Data records
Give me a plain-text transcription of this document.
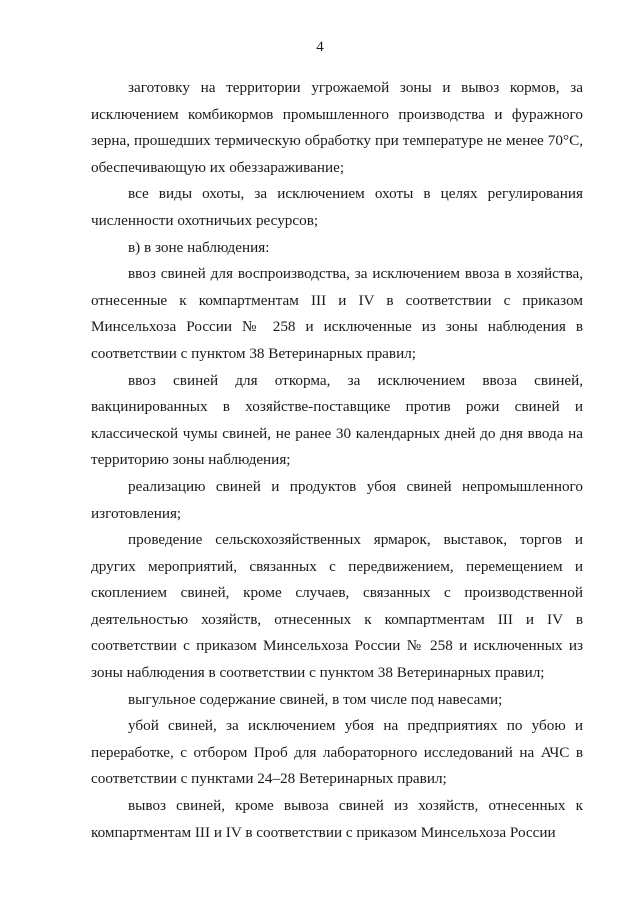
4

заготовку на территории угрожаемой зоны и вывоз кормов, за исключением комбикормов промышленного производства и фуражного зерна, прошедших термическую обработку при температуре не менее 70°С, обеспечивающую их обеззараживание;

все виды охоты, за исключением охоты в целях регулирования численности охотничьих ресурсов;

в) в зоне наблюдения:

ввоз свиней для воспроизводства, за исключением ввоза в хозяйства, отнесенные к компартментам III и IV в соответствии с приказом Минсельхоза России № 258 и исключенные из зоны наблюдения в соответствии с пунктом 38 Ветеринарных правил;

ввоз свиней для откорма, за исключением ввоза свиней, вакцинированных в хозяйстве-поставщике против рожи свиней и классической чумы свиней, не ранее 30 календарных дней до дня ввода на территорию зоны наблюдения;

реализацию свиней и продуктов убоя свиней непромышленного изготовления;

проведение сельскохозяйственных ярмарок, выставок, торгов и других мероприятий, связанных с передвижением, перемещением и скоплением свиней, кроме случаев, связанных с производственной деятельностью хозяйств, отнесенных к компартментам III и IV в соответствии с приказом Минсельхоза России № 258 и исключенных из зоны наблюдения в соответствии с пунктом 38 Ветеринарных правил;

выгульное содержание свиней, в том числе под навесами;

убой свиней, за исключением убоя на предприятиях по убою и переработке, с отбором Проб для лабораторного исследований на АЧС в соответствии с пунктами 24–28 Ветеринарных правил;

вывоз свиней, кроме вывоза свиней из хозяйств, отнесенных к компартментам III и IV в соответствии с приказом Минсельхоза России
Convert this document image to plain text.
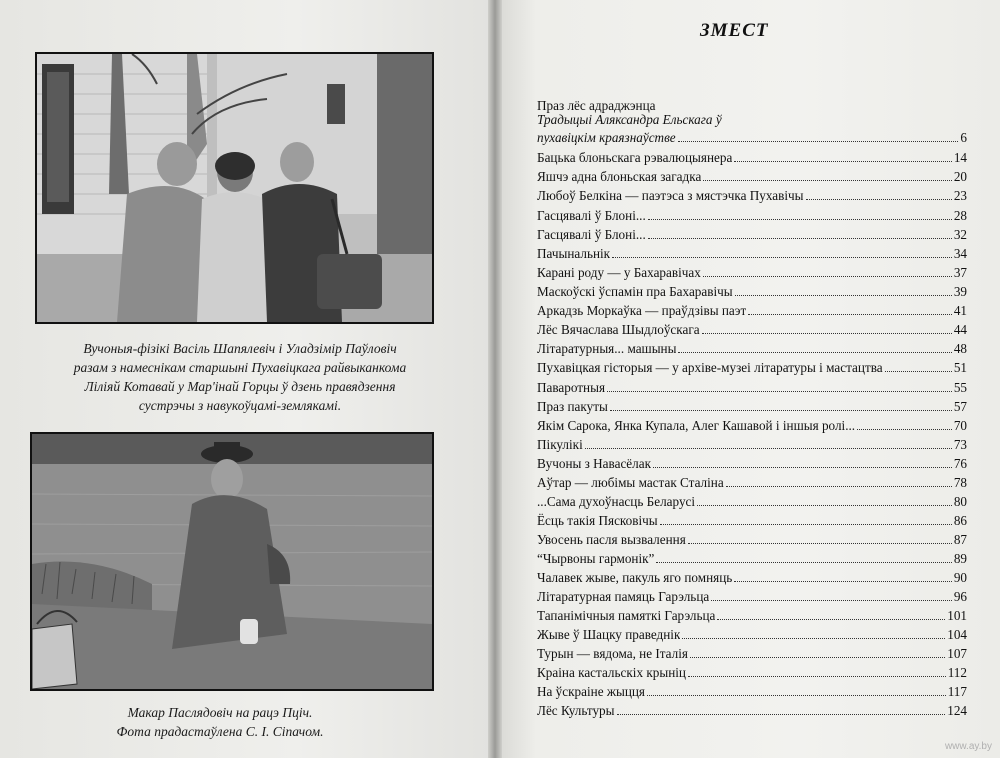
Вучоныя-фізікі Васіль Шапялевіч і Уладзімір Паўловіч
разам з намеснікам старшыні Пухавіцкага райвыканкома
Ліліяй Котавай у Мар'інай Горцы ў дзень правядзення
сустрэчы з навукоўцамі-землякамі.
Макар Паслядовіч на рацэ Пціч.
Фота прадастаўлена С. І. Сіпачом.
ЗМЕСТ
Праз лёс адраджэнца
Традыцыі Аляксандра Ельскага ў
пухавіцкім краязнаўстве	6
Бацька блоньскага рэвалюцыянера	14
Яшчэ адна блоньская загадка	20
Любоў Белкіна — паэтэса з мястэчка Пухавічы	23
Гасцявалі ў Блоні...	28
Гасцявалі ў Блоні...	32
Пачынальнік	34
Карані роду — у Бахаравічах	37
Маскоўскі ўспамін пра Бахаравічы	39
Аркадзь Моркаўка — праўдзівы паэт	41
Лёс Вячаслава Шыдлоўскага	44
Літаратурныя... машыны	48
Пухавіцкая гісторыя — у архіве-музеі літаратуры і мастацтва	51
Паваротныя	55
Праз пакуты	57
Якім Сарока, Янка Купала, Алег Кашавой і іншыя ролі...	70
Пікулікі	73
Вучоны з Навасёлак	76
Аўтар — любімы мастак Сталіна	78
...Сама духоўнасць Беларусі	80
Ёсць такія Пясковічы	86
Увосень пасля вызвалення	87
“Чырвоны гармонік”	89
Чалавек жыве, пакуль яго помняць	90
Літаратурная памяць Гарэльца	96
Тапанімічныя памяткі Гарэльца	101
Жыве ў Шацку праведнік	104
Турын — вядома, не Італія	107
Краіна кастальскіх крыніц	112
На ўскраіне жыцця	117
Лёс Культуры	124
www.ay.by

What is needed - Count every line above that holds the string "Ветеринарных" and give the total, nothing more.

Result of the task - 3